▶ _Given request_
Print all of the entries exactly, minus the pictures.
╭─ Information supplied
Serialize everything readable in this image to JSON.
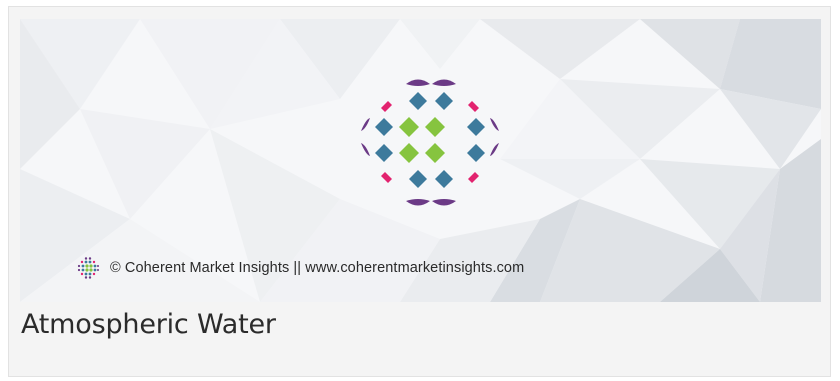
{
  "banner": {
    "copyright_text": "© Coherent Market Insights || www.coherentmarketinsights.com",
    "logo_icon": "coherent-market-insights-logo-icon",
    "colors": {
      "purple": "#6b3a86",
      "pink": "#e2236f",
      "teal": "#3d7a9c",
      "green": "#86c43f",
      "background": "#f4f4f4"
    }
  },
  "article": {
    "title": "Atmospheric Water"
  }
}
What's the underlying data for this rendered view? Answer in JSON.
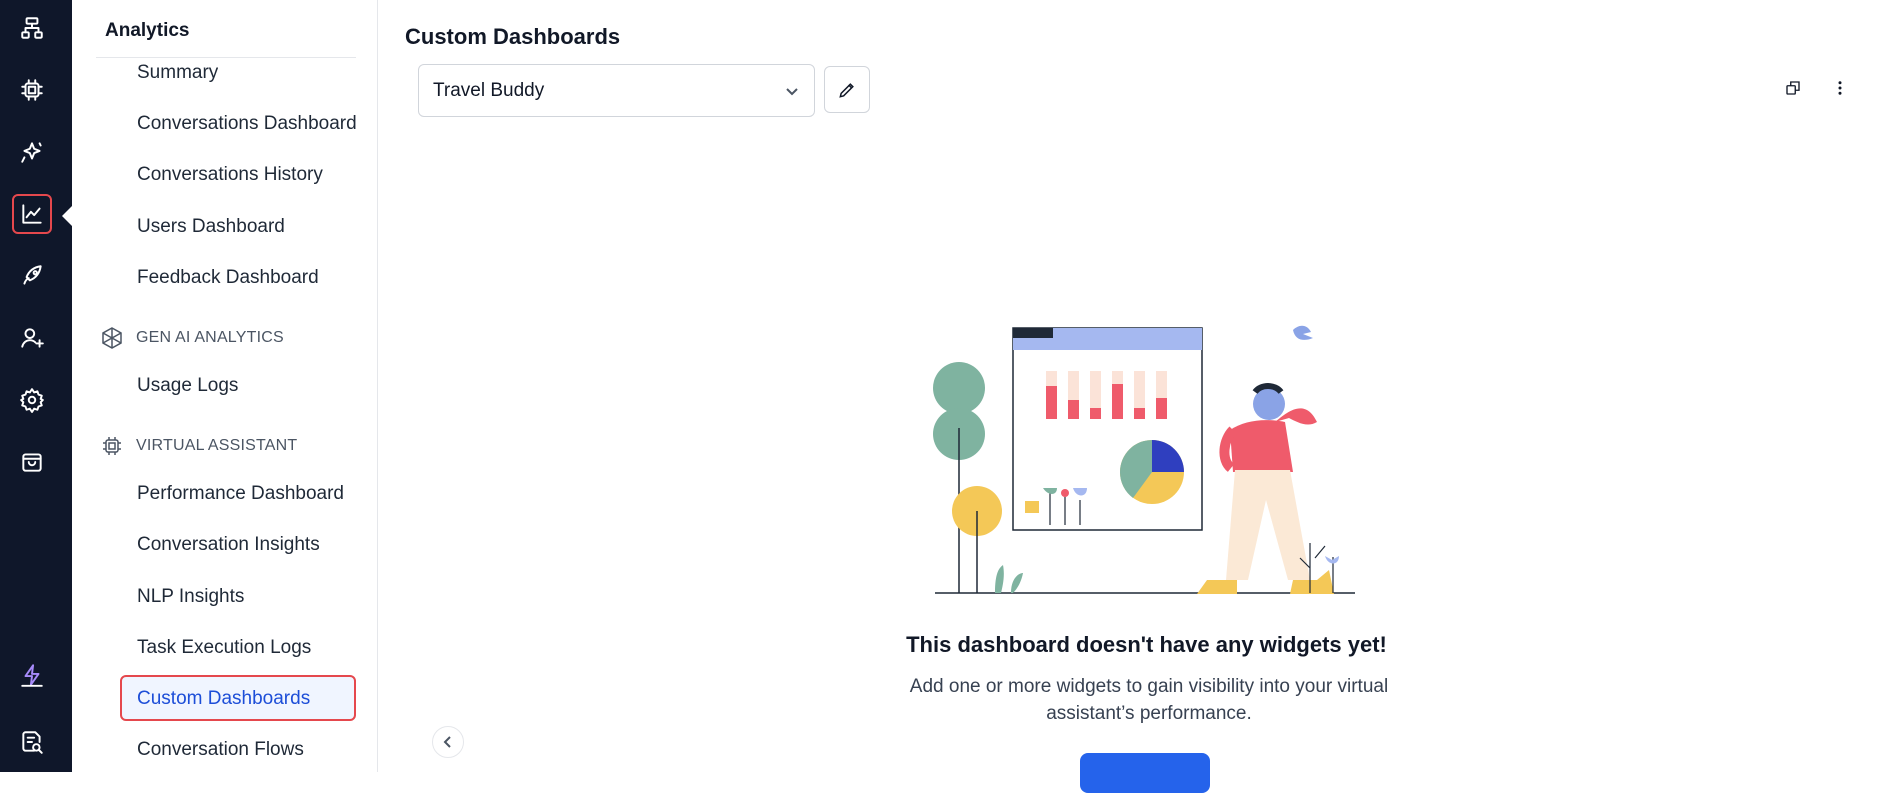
{
  "rail": {
    "icons": [
      {
        "name": "flow-icon"
      },
      {
        "name": "chip-icon"
      },
      {
        "name": "sparkles-icon"
      },
      {
        "name": "analytics-chart-icon",
        "active": true
      },
      {
        "name": "rocket-icon"
      },
      {
        "name": "add-user-icon"
      },
      {
        "name": "gear-icon"
      },
      {
        "name": "shopping-bag-icon"
      },
      {
        "name": "lightning-icon"
      },
      {
        "name": "search-doc-icon"
      }
    ]
  },
  "subnav": {
    "title": "Analytics",
    "items_top": [
      "Summary",
      "Conversations Dashboard",
      "Conversations History",
      "Users Dashboard",
      "Feedback Dashboard"
    ],
    "section_genai": "GEN AI ANALYTICS",
    "items_genai": [
      "Usage Logs"
    ],
    "section_va": "VIRTUAL ASSISTANT",
    "items_va": [
      "Performance Dashboard",
      "Conversation Insights",
      "NLP Insights",
      "Task Execution Logs",
      "Custom Dashboards",
      "Conversation Flows"
    ],
    "active_item": "Custom Dashboards"
  },
  "main": {
    "title": "Custom Dashboards",
    "dashboard_select": "Travel Buddy",
    "empty_title": "This dashboard doesn't have any widgets yet!",
    "empty_desc": "Add one or more widgets to gain visibility into your virtual assistant’s performance."
  },
  "colors": {
    "rail_bg": "#0f172a",
    "active_border": "#e5484d",
    "active_text": "#1d4ed8",
    "primary": "#2563eb"
  }
}
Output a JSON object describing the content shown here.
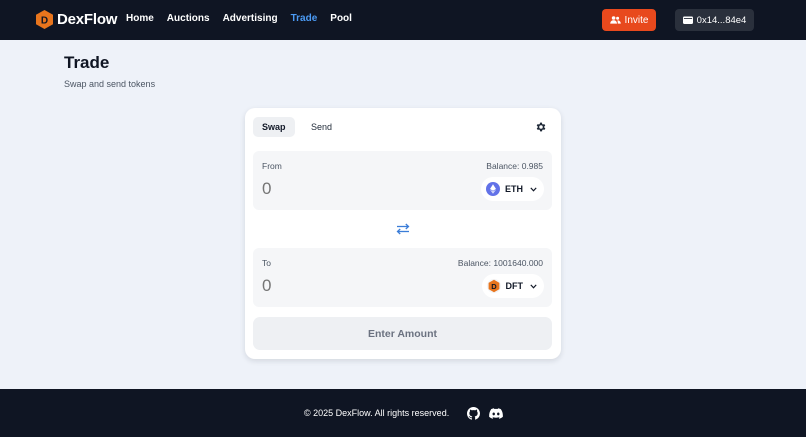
{
  "brand": {
    "name": "DexFlow",
    "logo_letter": "D"
  },
  "nav": {
    "items": [
      {
        "label": "Home",
        "active": false
      },
      {
        "label": "Auctions",
        "active": false
      },
      {
        "label": "Advertising",
        "active": false
      },
      {
        "label": "Trade",
        "active": true
      },
      {
        "label": "Pool",
        "active": false
      }
    ],
    "invite_label": "Invite",
    "wallet_label": "0x14...84e4"
  },
  "page": {
    "title": "Trade",
    "subtitle": "Swap and send tokens"
  },
  "swap": {
    "tabs": [
      {
        "label": "Swap",
        "active": true
      },
      {
        "label": "Send",
        "active": false
      }
    ],
    "from": {
      "label": "From",
      "balance": "Balance: 0.985",
      "amount_placeholder": "0",
      "token": "ETH"
    },
    "to": {
      "label": "To",
      "balance": "Balance: 1001640.000",
      "amount_placeholder": "0",
      "token": "DFT"
    },
    "submit_label": "Enter Amount"
  },
  "footer": {
    "copyright": "© 2025 DexFlow. All rights reserved."
  },
  "colors": {
    "accent": "#4b9bf5",
    "invite": "#e8491d",
    "brand_orange": "#e8751d",
    "dark": "#0f1523",
    "eth": "#6272e8"
  },
  "icons": {
    "logo": "dexflow-logo-icon",
    "invite": "users-icon",
    "wallet": "wallet-icon",
    "settings": "gear-icon",
    "swap_direction": "arrows-swap-icon",
    "chevron": "chevron-down-icon",
    "github": "github-icon",
    "discord": "discord-icon"
  }
}
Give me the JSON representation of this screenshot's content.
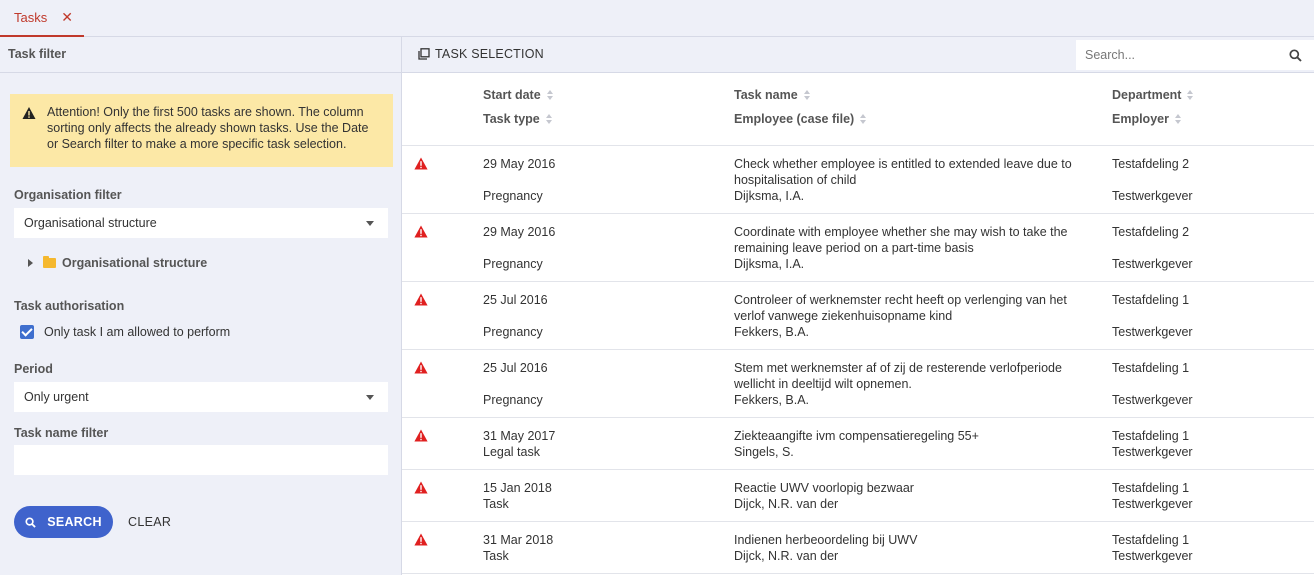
{
  "tabs": [
    {
      "label": "Tasks"
    }
  ],
  "left_panel": {
    "title": "Task filter",
    "alert": "Attention! Only the first 500 tasks are shown. The column sorting only affects the already shown tasks. Use the Date or Search filter to make a more specific task selection.",
    "organisation_filter": {
      "label": "Organisation filter",
      "selected": "Organisational structure",
      "tree_node": "Organisational structure"
    },
    "task_authorisation": {
      "label": "Task authorisation",
      "checkbox_label": "Only task I am allowed to perform",
      "checked": true
    },
    "period": {
      "label": "Period",
      "selected": "Only urgent"
    },
    "task_name_filter": {
      "label": "Task name filter",
      "value": ""
    },
    "search_button": "SEARCH",
    "clear_button": "CLEAR"
  },
  "right_panel": {
    "toolbar_label": "TASK SELECTION",
    "search_placeholder": "Search...",
    "columns": {
      "start_date": "Start date",
      "task_type": "Task type",
      "task_name": "Task name",
      "employee": "Employee (case file)",
      "department": "Department",
      "employer": "Employer"
    },
    "rows": [
      {
        "start_date": "29 May 2016",
        "task_type": "Pregnancy",
        "task_name": "Check whether employee is entitled to extended leave due to hospitalisation of child",
        "employee": "Dijksma, I.A.",
        "department": "Testafdeling 2",
        "employer": "Testwerkgever"
      },
      {
        "start_date": "29 May 2016",
        "task_type": "Pregnancy",
        "task_name": "Coordinate with employee whether she may wish to take the remaining leave period on a part-time basis",
        "employee": "Dijksma, I.A.",
        "department": "Testafdeling 2",
        "employer": "Testwerkgever"
      },
      {
        "start_date": "25 Jul 2016",
        "task_type": "Pregnancy",
        "task_name": "Controleer of werknemster recht heeft op verlenging van het verlof vanwege ziekenhuisopname kind",
        "employee": "Fekkers, B.A.",
        "department": "Testafdeling 1",
        "employer": "Testwerkgever"
      },
      {
        "start_date": "25 Jul 2016",
        "task_type": "Pregnancy",
        "task_name": "Stem met werknemster af of zij de resterende verlofperiode wellicht in deeltijd wilt opnemen.",
        "employee": "Fekkers, B.A.",
        "department": "Testafdeling 1",
        "employer": "Testwerkgever"
      },
      {
        "start_date": "31 May 2017",
        "task_type": "Legal task",
        "task_name": "Ziekteaangifte ivm compensatieregeling 55+",
        "employee": "Singels, S.",
        "department": "Testafdeling 1",
        "employer": "Testwerkgever"
      },
      {
        "start_date": "15 Jan 2018",
        "task_type": "Task",
        "task_name": "Reactie UWV voorlopig bezwaar",
        "employee": "Dijck, N.R. van der",
        "department": "Testafdeling 1",
        "employer": "Testwerkgever"
      },
      {
        "start_date": "31 Mar 2018",
        "task_type": "Task",
        "task_name": "Indienen herbeoordeling bij UWV",
        "employee": "Dijck, N.R. van der",
        "department": "Testafdeling 1",
        "employer": "Testwerkgever"
      }
    ]
  },
  "colors": {
    "accent_red": "#c0392b",
    "primary_blue": "#3f63cc",
    "alert_bg": "#fce8a6",
    "warning_icon": "#e02020"
  },
  "icons": {
    "tab_close": "close-icon",
    "alert": "warning-icon",
    "row_status": "urgent-warning-icon",
    "search": "search-icon",
    "task_selection": "copy-icon",
    "folder": "folder-icon"
  }
}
╰─
▶ _Written response_
Serialize everything readable in this image to JSON.
{
  "banner": {
    "copyright_text": "© Coherent Market Insights || www.coherentmarketinsights.com",
    "logo_icon": "coherent-market-insights-logo-icon",
    "colors": {
      "purple": "#6b3a86",
      "pink": "#e2236f",
      "teal": "#3d7a9c",
      "green": "#86c43f",
      "background": "#f4f4f4"
    }
  },
  "article": {
    "title": "Atmospheric Water"
  }
}
What's the underlying data for this rendered view? Answer in JSON.
{
  "rail": {
    "icons": [
      {
        "name": "flow-icon"
      },
      {
        "name": "chip-icon"
      },
      {
        "name": "sparkles-icon"
      },
      {
        "name": "analytics-chart-icon",
        "active": true
      },
      {
        "name": "rocket-icon"
      },
      {
        "name": "add-user-icon"
      },
      {
        "name": "gear-icon"
      },
      {
        "name": "shopping-bag-icon"
      },
      {
        "name": "lightning-icon"
      },
      {
        "name": "search-doc-icon"
      }
    ]
  },
  "subnav": {
    "title": "Analytics",
    "items_top": [
      "Summary",
      "Conversations Dashboard",
      "Conversations History",
      "Users Dashboard",
      "Feedback Dashboard"
    ],
    "section_genai": "GEN AI ANALYTICS",
    "items_genai": [
      "Usage Logs"
    ],
    "section_va": "VIRTUAL ASSISTANT",
    "items_va": [
      "Performance Dashboard",
      "Conversation Insights",
      "NLP Insights",
      "Task Execution Logs",
      "Custom Dashboards",
      "Conversation Flows"
    ],
    "active_item": "Custom Dashboards"
  },
  "main": {
    "title": "Custom Dashboards",
    "dashboard_select": "Travel Buddy",
    "empty_title": "This dashboard doesn't have any widgets yet!",
    "empty_desc": "Add one or more widgets to gain visibility into your virtual assistant’s performance."
  },
  "colors": {
    "rail_bg": "#0f172a",
    "active_border": "#e5484d",
    "active_text": "#1d4ed8",
    "primary": "#2563eb"
  }
}
Output a JSON object describing the content shown here.
{
  "brand": {
    "name": "DexFlow",
    "logo_letter": "D"
  },
  "nav": {
    "items": [
      {
        "label": "Home",
        "active": false
      },
      {
        "label": "Auctions",
        "active": false
      },
      {
        "label": "Advertising",
        "active": false
      },
      {
        "label": "Trade",
        "active": true
      },
      {
        "label": "Pool",
        "active": false
      }
    ],
    "invite_label": "Invite",
    "wallet_label": "0x14...84e4"
  },
  "page": {
    "title": "Trade",
    "subtitle": "Swap and send tokens"
  },
  "swap": {
    "tabs": [
      {
        "label": "Swap",
        "active": true
      },
      {
        "label": "Send",
        "active": false
      }
    ],
    "from": {
      "label": "From",
      "balance": "Balance: 0.985",
      "amount_placeholder": "0",
      "token": "ETH"
    },
    "to": {
      "label": "To",
      "balance": "Balance: 1001640.000",
      "amount_placeholder": "0",
      "token": "DFT"
    },
    "submit_label": "Enter Amount"
  },
  "footer": {
    "copyright": "© 2025 DexFlow. All rights reserved."
  },
  "colors": {
    "accent": "#4b9bf5",
    "invite": "#e8491d",
    "brand_orange": "#e8751d",
    "dark": "#0f1523",
    "eth": "#6272e8"
  },
  "icons": {
    "logo": "dexflow-logo-icon",
    "invite": "users-icon",
    "wallet": "wallet-icon",
    "settings": "gear-icon",
    "swap_direction": "arrows-swap-icon",
    "chevron": "chevron-down-icon",
    "github": "github-icon",
    "discord": "discord-icon"
  }
}
Give me the JSON representation of this screenshot's content.
{
  "tabs": [
    {
      "label": "Tasks"
    }
  ],
  "left_panel": {
    "title": "Task filter",
    "alert": "Attention! Only the first 500 tasks are shown. The column sorting only affects the already shown tasks. Use the Date or Search filter to make a more specific task selection.",
    "organisation_filter": {
      "label": "Organisation filter",
      "selected": "Organisational structure",
      "tree_node": "Organisational structure"
    },
    "task_authorisation": {
      "label": "Task authorisation",
      "checkbox_label": "Only task I am allowed to perform",
      "checked": true
    },
    "period": {
      "label": "Period",
      "selected": "Only urgent"
    },
    "task_name_filter": {
      "label": "Task name filter",
      "value": ""
    },
    "search_button": "SEARCH",
    "clear_button": "CLEAR"
  },
  "right_panel": {
    "toolbar_label": "TASK SELECTION",
    "search_placeholder": "Search...",
    "columns": {
      "start_date": "Start date",
      "task_type": "Task type",
      "task_name": "Task name",
      "employee": "Employee (case file)",
      "department": "Department",
      "employer": "Employer"
    },
    "rows": [
      {
        "start_date": "29 May 2016",
        "task_type": "Pregnancy",
        "task_name": "Check whether employee is entitled to extended leave due to hospitalisation of child",
        "employee": "Dijksma, I.A.",
        "department": "Testafdeling 2",
        "employer": "Testwerkgever"
      },
      {
        "start_date": "29 May 2016",
        "task_type": "Pregnancy",
        "task_name": "Coordinate with employee whether she may wish to take the remaining leave period on a part-time basis",
        "employee": "Dijksma, I.A.",
        "department": "Testafdeling 2",
        "employer": "Testwerkgever"
      },
      {
        "start_date": "25 Jul 2016",
        "task_type": "Pregnancy",
        "task_name": "Controleer of werknemster recht heeft op verlenging van het verlof vanwege ziekenhuisopname kind",
        "employee": "Fekkers, B.A.",
        "department": "Testafdeling 1",
        "employer": "Testwerkgever"
      },
      {
        "start_date": "25 Jul 2016",
        "task_type": "Pregnancy",
        "task_name": "Stem met werknemster af of zij de resterende verlofperiode wellicht in deeltijd wilt opnemen.",
        "employee": "Fekkers, B.A.",
        "department": "Testafdeling 1",
        "employer": "Testwerkgever"
      },
      {
        "start_date": "31 May 2017",
        "task_type": "Legal task",
        "task_name": "Ziekteaangifte ivm compensatieregeling 55+",
        "employee": "Singels, S.",
        "department": "Testafdeling 1",
        "employer": "Testwerkgever"
      },
      {
        "start_date": "15 Jan 2018",
        "task_type": "Task",
        "task_name": "Reactie UWV voorlopig bezwaar",
        "employee": "Dijck, N.R. van der",
        "department": "Testafdeling 1",
        "employer": "Testwerkgever"
      },
      {
        "start_date": "31 Mar 2018",
        "task_type": "Task",
        "task_name": "Indienen herbeoordeling bij UWV",
        "employee": "Dijck, N.R. van der",
        "department": "Testafdeling 1",
        "employer": "Testwerkgever"
      }
    ]
  },
  "colors": {
    "accent_red": "#c0392b",
    "primary_blue": "#3f63cc",
    "alert_bg": "#fce8a6",
    "warning_icon": "#e02020"
  },
  "icons": {
    "tab_close": "close-icon",
    "alert": "warning-icon",
    "row_status": "urgent-warning-icon",
    "search": "search-icon",
    "task_selection": "copy-icon",
    "folder": "folder-icon"
  }
}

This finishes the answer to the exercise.